======== Available records ========

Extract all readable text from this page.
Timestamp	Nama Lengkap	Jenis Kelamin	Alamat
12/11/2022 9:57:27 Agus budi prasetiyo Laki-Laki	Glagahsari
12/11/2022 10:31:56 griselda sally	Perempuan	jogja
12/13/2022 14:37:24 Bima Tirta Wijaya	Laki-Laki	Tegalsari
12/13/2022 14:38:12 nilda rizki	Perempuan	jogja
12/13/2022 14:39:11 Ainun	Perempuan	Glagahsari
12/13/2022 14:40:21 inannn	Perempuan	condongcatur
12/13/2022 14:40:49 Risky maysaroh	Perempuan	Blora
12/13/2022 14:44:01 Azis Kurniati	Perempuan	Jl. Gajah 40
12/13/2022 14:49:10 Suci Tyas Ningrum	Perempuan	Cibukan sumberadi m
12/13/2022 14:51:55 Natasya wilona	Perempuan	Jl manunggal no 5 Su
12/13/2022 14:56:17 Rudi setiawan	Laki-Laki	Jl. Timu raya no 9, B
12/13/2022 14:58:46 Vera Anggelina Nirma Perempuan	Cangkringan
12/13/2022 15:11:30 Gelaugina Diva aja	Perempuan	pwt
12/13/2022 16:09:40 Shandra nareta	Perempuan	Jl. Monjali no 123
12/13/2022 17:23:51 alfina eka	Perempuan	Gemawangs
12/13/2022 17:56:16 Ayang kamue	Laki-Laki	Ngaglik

========

What is expected — Transcribe the entire listing above precisely.

Expected answer —
Extract all readable text from this page.
Timestamp	Nama Lengkap	Jenis Kelamin	Alamat
12/11/2022 9:57:27 Agus budi prasetiyo Laki-Laki	Glagahsari
12/11/2022 10:31:56 griselda sally	Perempuan	jogja
12/13/2022 14:37:24 Bima Tirta Wijaya	Laki-Laki	Tegalsari
12/13/2022 14:38:12 nilda rizki	Perempuan	jogja
12/13/2022 14:39:11 Ainun	Perempuan	Glagahsari
12/13/2022 14:40:21 inannn	Perempuan	condongcatur
12/13/2022 14:40:49 Risky maysaroh	Perempuan	Blora
12/13/2022 14:44:01 Azis Kurniati	Perempuan	Jl. Gajah 40
12/13/2022 14:49:10 Suci Tyas Ningrum	Perempuan	Cibukan sumberadi m
12/13/2022 14:51:55 Natasya wilona	Perempuan	Jl manunggal no 5 Su
12/13/2022 14:56:17 Rudi setiawan	Laki-Laki	Jl. Timu raya no 9, B
12/13/2022 14:58:46 Vera Anggelina Nirma Perempuan	Cangkringan
12/13/2022 15:11:30 Gelaugina Diva aja	Perempuan	pwt
12/13/2022 16:09:40 Shandra nareta	Perempuan	Jl. Monjali no 123
12/13/2022 17:23:51 alfina eka	Perempuan	Gemawangs
12/13/2022 17:56:16 Ayang kamue	Laki-Laki	Ngaglik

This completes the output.